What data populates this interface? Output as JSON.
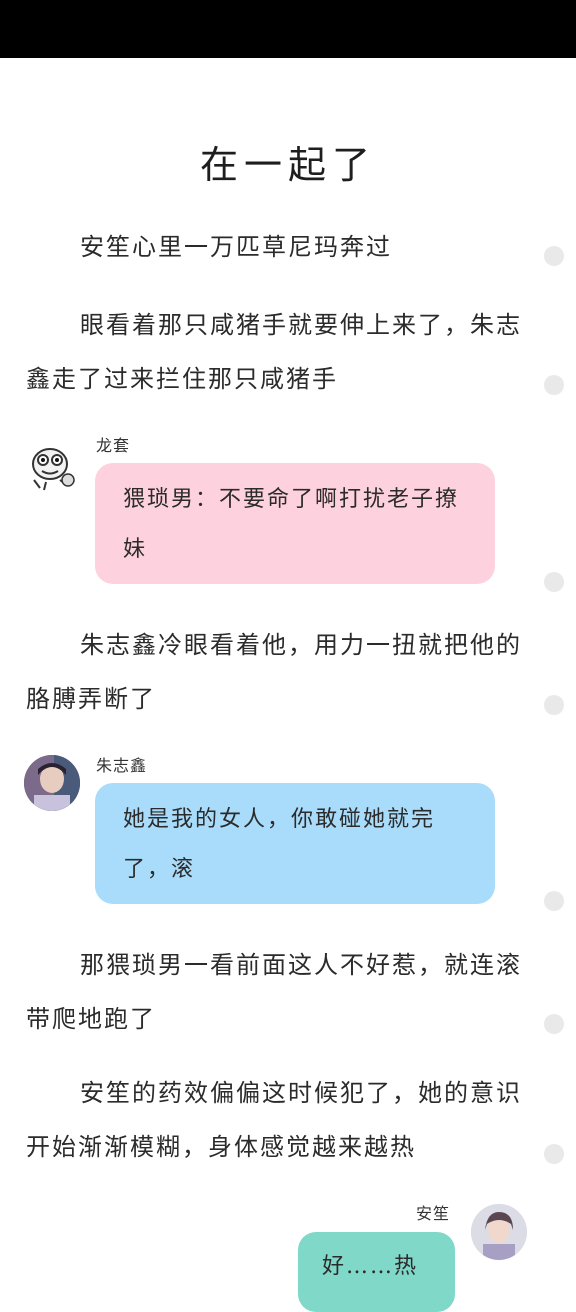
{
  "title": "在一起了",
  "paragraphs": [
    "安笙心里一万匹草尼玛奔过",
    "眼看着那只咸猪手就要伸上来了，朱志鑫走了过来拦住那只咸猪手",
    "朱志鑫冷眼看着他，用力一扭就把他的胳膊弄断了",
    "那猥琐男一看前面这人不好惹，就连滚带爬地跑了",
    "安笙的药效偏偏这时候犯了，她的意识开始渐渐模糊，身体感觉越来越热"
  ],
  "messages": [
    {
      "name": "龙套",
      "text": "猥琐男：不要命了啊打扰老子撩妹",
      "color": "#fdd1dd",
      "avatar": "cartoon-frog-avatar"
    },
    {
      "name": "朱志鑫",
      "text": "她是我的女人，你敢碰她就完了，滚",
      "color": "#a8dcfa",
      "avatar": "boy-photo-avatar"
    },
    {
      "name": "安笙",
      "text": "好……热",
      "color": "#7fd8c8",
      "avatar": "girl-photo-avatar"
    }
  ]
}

++++++++

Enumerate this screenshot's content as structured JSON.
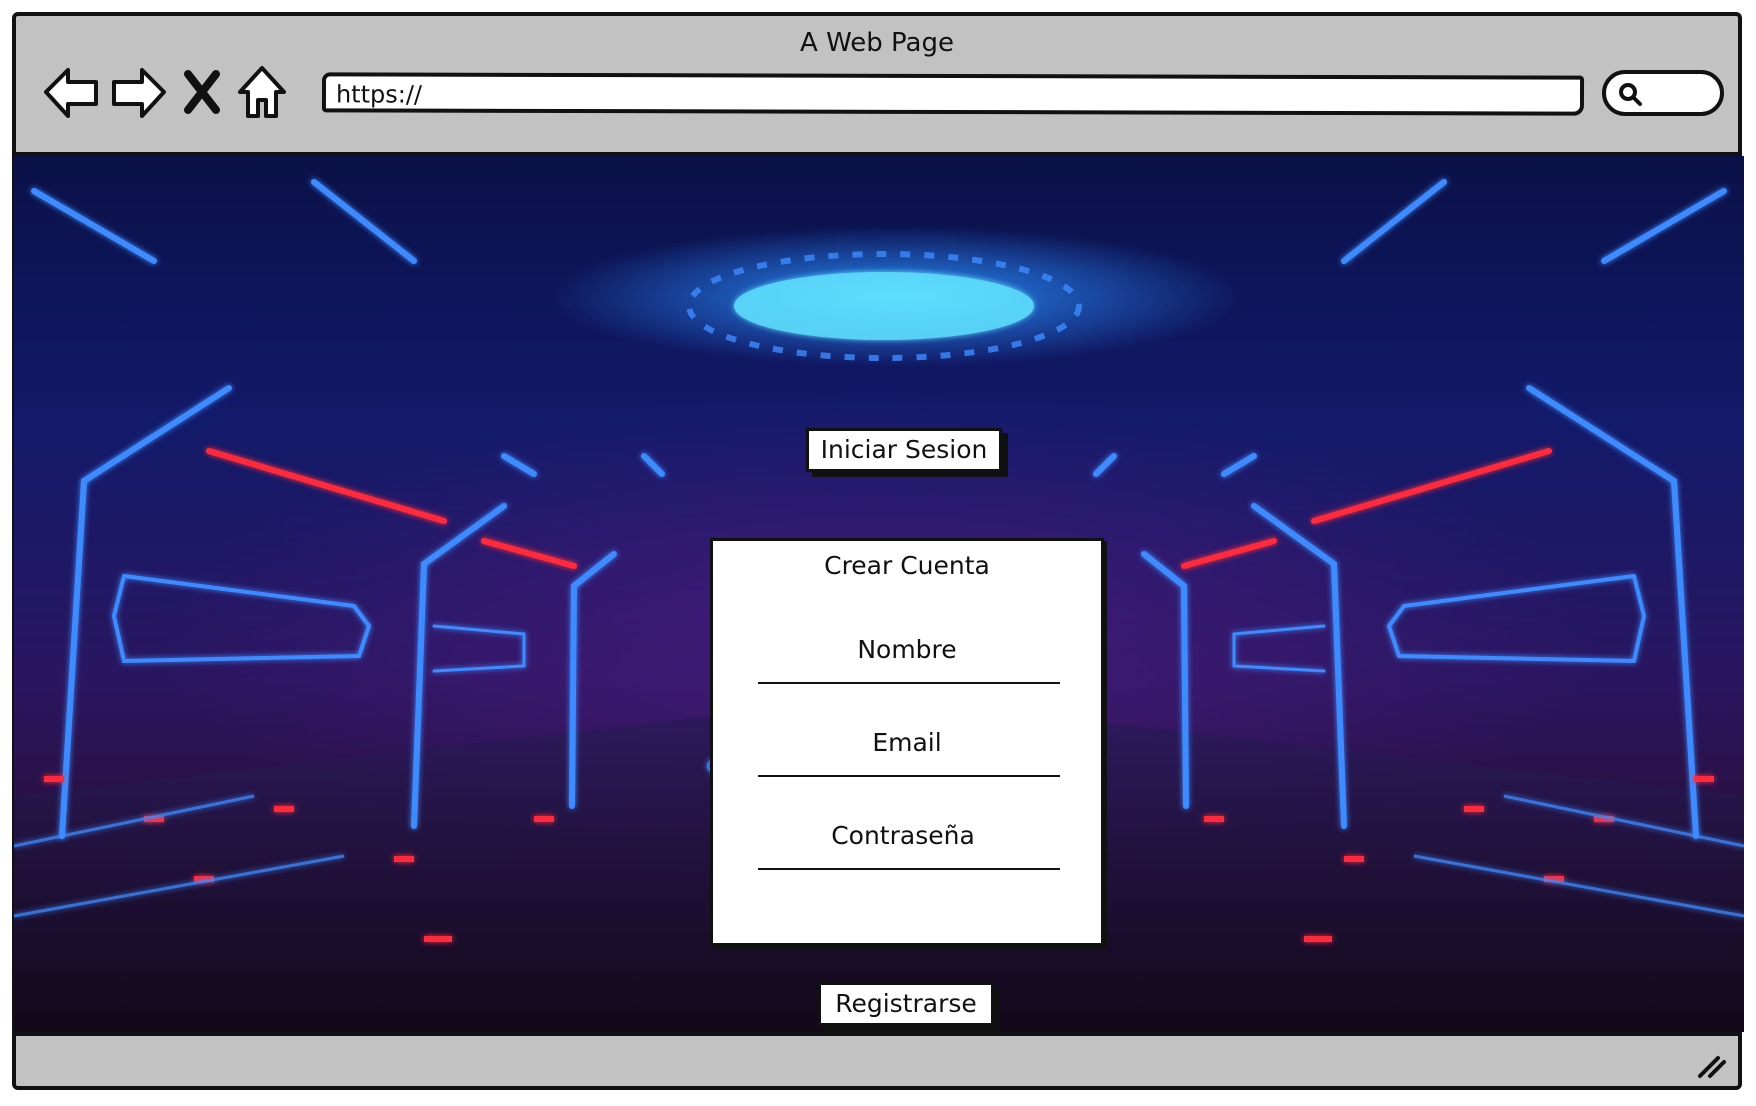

++++++++

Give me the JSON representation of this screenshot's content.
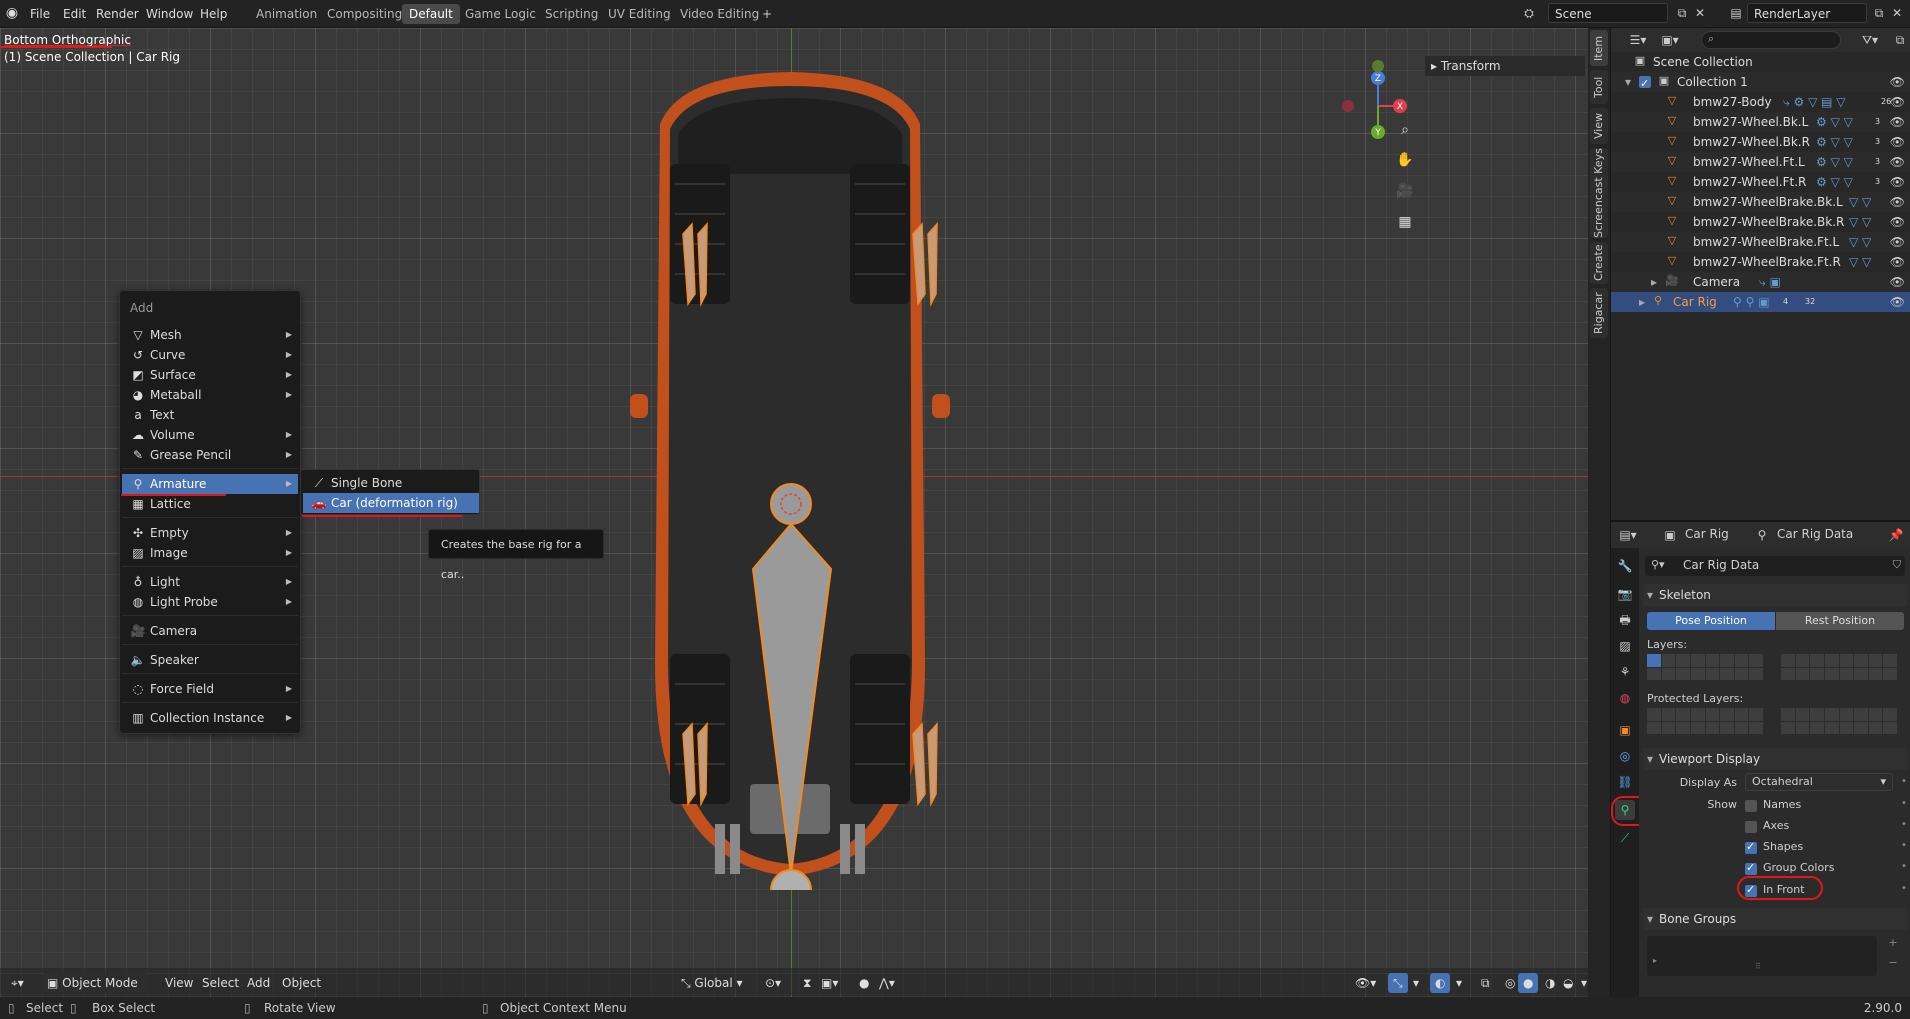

++++++++

(PROMPT)
Copy each line of the listing in which the word "content" can be found.

(ANSWER BELOW)
Enumerate this screenshot's content as structured JSON.
Give me the JSON representation of this screenshot's content.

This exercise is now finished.